→ PROBLEM DETAILS:
Repeat the entire listing exactly as written.

→ DATA EXTRACT:

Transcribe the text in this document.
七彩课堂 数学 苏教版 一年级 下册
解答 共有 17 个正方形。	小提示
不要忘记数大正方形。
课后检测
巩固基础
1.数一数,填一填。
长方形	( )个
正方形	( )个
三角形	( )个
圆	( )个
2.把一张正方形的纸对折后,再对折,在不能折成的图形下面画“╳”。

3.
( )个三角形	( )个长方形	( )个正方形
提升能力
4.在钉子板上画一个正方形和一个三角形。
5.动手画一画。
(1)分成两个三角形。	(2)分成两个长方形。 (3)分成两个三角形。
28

→ TASK OUTPUT:
Transcribe the text in this document.
七彩课堂 数学 苏教版 一年级 下册
解答 共有 17 个正方形。	小提示
不要忘记数大正方形。
课后检测
巩固基础
1.数一数,填一填。
长方形	( )个
正方形	( )个
三角形	( )个
圆	( )个
2.把一张正方形的纸对折后,再对折,在不能折成的图形下面画“╳”。

3.
( )个三角形	( )个长方形	( )个正方形
提升能力
4.在钉子板上画一个正方形和一个三角形。
5.动手画一画。
(1)分成两个三角形。	(2)分成两个长方形。 (3)分成两个三角形。
28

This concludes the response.